Problem to solve: Set down every entry again word for word, please, but skip the pictures.

Information supplied:
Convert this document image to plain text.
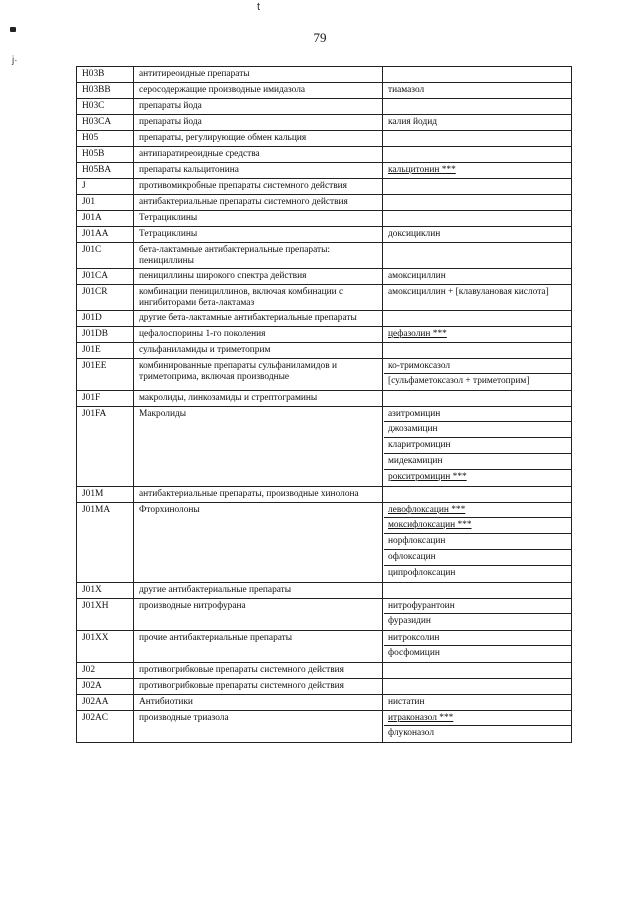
t
ј·
79
H03B	антитиреоидные препараты	
H03BB	серосодержащие производные имидазола	тиамазол

H03C	препараты йода	
H03CA	препараты йода	калия йодид

H05	препараты, регулирующие обмен кальция	
H05B	антипаратиреоидные средства	
H05BA	препараты кальцитонина	кальцитонин ***

J	противомикробные препараты системного действия	
J01	антибактериальные препараты системного действия	
J01A	Тетрациклины	
J01AA	Тетрациклины	доксициклин

J01C	бета-лактамные антибактериальные препараты: пенициллины	
J01CA	пенициллины широкого спектра действия	амоксициллин

J01CR	комбинации пенициллинов, включая комбинации с ингибиторами бета-лактамаз	амоксициллин + [клавулановая кислота]

J01D	другие бета-лактамные антибактериальные препараты	
J01DB	цефалоспорины 1-го поколения	цефазолин ***

J01E	сульфаниламиды и триметоприм	
J01EE	комбинированные препараты сульфаниламидов и триметоприма, включая производные	ко-тримоксазол
[сульфаметоксазол + триметоприм]

J01F	макролиды, линкозамиды и стрептограмины	
J01FA	Макролиды	азитромицин
джозамицин
кларитромицин
мидекамицин
рокситромицин ***

J01M	антибактериальные препараты, производные хинолона	
J01MA	Фторхинолоны	левофлоксацин ***
моксифлоксацин ***
норфлоксацин
офлоксацин
ципрофлоксацин

J01X	другие антибактериальные препараты	
J01XH	производные нитрофурана	нитрофурантоин
фуразидин

J01XX	прочие антибактериальные препараты	нитроксолин
фосфомицин

J02	противогрибковые препараты системного действия	
J02A	противогрибковые препараты системного действия	
J02AA	Антибиотики	нистатин

J02AC	производные триазола	итраконазол ***
флуконазол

Complete response:
Convert this document image to plain text.
t
ј·
79
H03B	антитиреоидные препараты	
H03BB	серосодержащие производные имидазола	тиамазол

H03C	препараты йода	
H03CA	препараты йода	калия йодид

H05	препараты, регулирующие обмен кальция	
H05B	антипаратиреоидные средства	
H05BA	препараты кальцитонина	кальцитонин ***

J	противомикробные препараты системного действия	
J01	антибактериальные препараты системного действия	
J01A	Тетрациклины	
J01AA	Тетрациклины	доксициклин

J01C	бета-лактамные антибактериальные препараты: пенициллины	
J01CA	пенициллины широкого спектра действия	амоксициллин

J01CR	комбинации пенициллинов, включая комбинации с ингибиторами бета-лактамаз	амоксициллин + [клавулановая кислота]

J01D	другие бета-лактамные антибактериальные препараты	
J01DB	цефалоспорины 1-го поколения	цефазолин ***

J01E	сульфаниламиды и триметоприм	
J01EE	комбинированные препараты сульфаниламидов и триметоприма, включая производные	ко-тримоксазол
[сульфаметоксазол + триметоприм]

J01F	макролиды, линкозамиды и стрептограмины	
J01FA	Макролиды	азитромицин
джозамицин
кларитромицин
мидекамицин
рокситромицин ***

J01M	антибактериальные препараты, производные хинолона	
J01MA	Фторхинолоны	левофлоксацин ***
моксифлоксацин ***
норфлоксацин
офлоксацин
ципрофлоксацин

J01X	другие антибактериальные препараты	
J01XH	производные нитрофурана	нитрофурантоин
фуразидин

J01XX	прочие антибактериальные препараты	нитроксолин
фосфомицин

J02	противогрибковые препараты системного действия	
J02A	противогрибковые препараты системного действия	
J02AA	Антибиотики	нистатин

J02AC	производные триазола	итраконазол ***
флуконазол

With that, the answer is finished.